EXERCISE OBJECTIVE: Copy every line that holds "this".

DATA LINES:
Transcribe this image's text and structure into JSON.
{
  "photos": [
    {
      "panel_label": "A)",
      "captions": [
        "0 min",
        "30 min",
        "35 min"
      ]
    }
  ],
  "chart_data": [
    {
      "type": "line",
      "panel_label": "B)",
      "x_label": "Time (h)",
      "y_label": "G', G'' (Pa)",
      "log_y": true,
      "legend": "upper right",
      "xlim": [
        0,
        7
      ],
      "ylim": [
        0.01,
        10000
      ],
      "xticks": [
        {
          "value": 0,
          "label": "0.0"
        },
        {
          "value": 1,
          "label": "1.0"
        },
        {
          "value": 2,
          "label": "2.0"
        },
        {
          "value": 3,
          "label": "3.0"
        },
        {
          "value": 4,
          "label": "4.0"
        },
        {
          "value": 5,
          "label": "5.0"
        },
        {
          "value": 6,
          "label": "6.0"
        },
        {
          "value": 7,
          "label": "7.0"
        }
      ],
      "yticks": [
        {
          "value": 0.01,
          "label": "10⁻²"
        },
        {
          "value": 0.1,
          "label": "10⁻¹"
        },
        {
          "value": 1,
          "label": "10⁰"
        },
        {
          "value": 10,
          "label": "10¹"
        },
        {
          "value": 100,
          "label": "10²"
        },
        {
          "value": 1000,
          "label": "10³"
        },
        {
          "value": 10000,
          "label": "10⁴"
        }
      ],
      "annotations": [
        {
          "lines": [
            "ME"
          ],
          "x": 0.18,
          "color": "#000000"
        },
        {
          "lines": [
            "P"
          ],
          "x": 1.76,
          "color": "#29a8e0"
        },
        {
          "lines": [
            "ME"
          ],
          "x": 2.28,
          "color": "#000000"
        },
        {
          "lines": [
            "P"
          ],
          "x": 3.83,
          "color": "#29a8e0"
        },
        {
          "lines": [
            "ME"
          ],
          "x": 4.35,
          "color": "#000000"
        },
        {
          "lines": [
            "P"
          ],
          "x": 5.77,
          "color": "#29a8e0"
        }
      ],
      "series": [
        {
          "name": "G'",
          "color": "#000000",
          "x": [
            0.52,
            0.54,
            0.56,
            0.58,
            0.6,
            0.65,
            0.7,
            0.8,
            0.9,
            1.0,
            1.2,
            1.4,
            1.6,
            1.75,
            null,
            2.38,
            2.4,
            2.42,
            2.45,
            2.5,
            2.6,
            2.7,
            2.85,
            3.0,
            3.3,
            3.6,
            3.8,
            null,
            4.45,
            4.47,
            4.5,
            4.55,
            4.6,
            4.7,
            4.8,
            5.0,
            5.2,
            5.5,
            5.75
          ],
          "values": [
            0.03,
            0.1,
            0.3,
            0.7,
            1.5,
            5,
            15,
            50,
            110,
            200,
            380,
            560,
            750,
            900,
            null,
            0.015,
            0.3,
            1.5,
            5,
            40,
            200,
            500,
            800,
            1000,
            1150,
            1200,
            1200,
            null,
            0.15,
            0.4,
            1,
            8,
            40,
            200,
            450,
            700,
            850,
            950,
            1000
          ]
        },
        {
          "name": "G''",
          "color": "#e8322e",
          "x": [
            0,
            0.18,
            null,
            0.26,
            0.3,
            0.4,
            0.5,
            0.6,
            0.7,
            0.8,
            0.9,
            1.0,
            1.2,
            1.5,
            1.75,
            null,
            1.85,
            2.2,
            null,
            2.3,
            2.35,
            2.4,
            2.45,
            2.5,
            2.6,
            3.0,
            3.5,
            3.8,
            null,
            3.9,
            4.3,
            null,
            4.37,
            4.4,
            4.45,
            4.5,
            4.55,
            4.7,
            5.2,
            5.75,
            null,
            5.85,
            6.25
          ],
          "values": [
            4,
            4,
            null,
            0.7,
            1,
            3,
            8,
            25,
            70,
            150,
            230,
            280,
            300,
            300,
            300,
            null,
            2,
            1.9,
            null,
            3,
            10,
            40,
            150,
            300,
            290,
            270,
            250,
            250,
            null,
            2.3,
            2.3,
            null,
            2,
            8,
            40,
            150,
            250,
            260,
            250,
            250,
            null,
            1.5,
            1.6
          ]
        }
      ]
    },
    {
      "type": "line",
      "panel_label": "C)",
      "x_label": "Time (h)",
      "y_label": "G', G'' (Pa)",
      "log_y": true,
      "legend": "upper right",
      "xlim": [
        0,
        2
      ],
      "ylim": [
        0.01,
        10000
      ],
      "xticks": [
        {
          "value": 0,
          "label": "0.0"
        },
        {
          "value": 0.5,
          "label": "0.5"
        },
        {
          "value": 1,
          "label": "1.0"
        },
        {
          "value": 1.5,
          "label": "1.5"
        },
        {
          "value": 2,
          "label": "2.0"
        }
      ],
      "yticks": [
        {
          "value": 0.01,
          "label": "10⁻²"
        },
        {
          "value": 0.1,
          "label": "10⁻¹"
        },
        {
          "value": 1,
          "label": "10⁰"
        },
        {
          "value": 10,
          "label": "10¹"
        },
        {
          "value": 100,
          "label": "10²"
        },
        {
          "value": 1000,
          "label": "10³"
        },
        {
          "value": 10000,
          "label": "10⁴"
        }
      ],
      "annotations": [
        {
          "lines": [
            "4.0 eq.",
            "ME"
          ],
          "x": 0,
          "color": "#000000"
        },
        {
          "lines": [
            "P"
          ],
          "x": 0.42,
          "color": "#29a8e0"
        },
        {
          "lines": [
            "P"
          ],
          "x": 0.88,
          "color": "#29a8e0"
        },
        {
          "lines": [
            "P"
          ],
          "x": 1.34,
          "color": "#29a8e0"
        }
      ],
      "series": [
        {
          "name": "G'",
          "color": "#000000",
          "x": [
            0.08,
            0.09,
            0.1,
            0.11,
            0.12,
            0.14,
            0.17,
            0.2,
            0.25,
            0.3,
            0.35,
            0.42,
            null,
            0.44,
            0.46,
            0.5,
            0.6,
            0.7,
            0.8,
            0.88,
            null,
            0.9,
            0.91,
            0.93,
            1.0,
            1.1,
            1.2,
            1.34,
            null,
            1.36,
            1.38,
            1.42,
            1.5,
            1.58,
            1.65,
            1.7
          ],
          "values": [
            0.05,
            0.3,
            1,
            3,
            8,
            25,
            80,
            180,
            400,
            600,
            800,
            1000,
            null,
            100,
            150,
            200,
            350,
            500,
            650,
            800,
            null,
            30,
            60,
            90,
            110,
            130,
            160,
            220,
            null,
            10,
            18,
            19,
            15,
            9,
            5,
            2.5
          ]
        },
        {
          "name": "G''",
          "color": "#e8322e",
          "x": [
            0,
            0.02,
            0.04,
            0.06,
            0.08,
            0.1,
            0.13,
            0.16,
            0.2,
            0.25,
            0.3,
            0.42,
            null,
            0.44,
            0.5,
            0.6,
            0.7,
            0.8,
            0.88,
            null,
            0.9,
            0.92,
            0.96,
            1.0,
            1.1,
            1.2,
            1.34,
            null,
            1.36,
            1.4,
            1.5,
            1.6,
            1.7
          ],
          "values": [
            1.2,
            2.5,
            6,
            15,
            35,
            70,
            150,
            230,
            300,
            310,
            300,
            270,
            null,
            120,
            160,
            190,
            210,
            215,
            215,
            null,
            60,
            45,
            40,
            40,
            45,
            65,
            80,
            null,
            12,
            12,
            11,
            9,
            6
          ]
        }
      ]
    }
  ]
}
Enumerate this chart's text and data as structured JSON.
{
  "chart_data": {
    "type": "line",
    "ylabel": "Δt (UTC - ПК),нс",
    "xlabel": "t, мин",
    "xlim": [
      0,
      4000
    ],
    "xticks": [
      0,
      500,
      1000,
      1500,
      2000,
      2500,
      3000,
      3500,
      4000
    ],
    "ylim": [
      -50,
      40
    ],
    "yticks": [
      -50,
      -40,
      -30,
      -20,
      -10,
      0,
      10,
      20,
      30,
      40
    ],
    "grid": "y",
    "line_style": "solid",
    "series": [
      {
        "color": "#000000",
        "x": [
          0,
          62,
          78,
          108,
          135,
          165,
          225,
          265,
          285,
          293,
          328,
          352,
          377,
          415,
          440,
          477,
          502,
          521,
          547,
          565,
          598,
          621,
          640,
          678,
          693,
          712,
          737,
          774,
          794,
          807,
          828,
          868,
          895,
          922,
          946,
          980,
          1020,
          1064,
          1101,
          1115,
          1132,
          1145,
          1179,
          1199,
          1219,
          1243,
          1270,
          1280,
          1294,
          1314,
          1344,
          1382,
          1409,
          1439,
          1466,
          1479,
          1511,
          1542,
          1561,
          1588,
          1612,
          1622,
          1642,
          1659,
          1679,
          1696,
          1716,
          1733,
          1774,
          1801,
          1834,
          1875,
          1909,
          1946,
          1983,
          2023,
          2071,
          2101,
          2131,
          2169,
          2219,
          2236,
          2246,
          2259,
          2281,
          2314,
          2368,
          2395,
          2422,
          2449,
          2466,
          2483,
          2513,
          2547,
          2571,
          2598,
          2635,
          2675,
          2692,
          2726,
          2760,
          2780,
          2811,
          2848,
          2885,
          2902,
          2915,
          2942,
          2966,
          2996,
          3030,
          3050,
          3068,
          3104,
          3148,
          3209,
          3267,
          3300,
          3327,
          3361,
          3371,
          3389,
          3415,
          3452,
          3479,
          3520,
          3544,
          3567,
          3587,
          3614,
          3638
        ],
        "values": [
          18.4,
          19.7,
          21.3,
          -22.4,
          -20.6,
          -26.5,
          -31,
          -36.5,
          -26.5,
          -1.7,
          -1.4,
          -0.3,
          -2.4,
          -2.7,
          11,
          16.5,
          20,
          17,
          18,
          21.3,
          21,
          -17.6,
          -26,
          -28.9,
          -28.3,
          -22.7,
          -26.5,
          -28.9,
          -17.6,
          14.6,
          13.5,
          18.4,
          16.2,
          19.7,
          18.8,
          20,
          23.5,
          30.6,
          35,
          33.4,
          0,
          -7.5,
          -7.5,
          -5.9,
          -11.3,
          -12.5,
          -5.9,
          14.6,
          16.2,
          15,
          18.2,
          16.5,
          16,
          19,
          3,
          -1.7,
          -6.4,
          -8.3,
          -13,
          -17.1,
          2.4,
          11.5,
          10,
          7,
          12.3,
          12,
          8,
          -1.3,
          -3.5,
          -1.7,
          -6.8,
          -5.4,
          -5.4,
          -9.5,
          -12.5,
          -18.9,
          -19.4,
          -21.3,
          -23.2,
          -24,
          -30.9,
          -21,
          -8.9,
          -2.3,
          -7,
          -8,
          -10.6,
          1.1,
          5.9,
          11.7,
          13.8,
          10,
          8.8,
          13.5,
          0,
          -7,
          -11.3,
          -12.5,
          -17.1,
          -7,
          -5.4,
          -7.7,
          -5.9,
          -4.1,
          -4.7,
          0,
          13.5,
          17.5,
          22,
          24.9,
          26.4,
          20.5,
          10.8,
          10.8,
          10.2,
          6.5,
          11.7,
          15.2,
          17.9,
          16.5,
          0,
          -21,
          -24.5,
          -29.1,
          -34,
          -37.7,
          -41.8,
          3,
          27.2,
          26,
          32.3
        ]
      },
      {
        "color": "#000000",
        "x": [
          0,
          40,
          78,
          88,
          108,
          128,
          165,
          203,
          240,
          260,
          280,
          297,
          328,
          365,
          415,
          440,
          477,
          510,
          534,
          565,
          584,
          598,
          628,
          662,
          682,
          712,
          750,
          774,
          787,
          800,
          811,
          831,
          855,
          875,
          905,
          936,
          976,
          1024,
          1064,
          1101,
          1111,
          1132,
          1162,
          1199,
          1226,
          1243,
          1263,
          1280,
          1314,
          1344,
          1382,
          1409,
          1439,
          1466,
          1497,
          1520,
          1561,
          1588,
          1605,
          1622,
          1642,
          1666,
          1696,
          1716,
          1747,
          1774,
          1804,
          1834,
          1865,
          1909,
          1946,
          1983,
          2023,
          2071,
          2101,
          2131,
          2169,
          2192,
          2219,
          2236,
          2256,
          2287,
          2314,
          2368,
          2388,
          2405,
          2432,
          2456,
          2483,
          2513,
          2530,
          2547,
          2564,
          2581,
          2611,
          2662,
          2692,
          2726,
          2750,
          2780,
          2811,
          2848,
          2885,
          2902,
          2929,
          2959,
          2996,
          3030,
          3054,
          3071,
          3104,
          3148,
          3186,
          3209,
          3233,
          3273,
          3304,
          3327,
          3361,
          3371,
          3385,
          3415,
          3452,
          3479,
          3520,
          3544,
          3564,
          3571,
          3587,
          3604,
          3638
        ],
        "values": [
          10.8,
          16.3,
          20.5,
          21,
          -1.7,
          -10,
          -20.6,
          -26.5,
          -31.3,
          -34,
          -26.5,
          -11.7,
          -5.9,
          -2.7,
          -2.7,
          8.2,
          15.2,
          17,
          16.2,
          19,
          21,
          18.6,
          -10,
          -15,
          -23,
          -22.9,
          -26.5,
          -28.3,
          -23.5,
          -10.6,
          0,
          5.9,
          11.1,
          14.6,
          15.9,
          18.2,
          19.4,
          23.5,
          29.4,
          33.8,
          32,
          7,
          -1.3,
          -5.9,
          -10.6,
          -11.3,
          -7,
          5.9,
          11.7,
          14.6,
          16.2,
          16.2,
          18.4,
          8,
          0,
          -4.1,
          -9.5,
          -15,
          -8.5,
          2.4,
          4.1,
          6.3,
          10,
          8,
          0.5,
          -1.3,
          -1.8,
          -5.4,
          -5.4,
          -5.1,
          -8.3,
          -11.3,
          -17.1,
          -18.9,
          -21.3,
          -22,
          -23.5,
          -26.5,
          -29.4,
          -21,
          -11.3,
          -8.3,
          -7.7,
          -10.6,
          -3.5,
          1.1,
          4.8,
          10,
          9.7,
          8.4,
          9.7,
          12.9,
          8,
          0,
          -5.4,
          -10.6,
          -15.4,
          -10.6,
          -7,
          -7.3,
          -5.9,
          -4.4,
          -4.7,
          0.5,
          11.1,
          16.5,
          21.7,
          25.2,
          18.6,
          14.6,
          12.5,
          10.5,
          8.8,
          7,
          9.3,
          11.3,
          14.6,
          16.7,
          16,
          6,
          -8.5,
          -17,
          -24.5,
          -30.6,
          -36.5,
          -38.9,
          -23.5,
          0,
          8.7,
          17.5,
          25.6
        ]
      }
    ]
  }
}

SOLUTION TO THE EXERCISE:
Transcribe this image's text and structure into JSON.
Enumerate this chart's text and data as structured JSON.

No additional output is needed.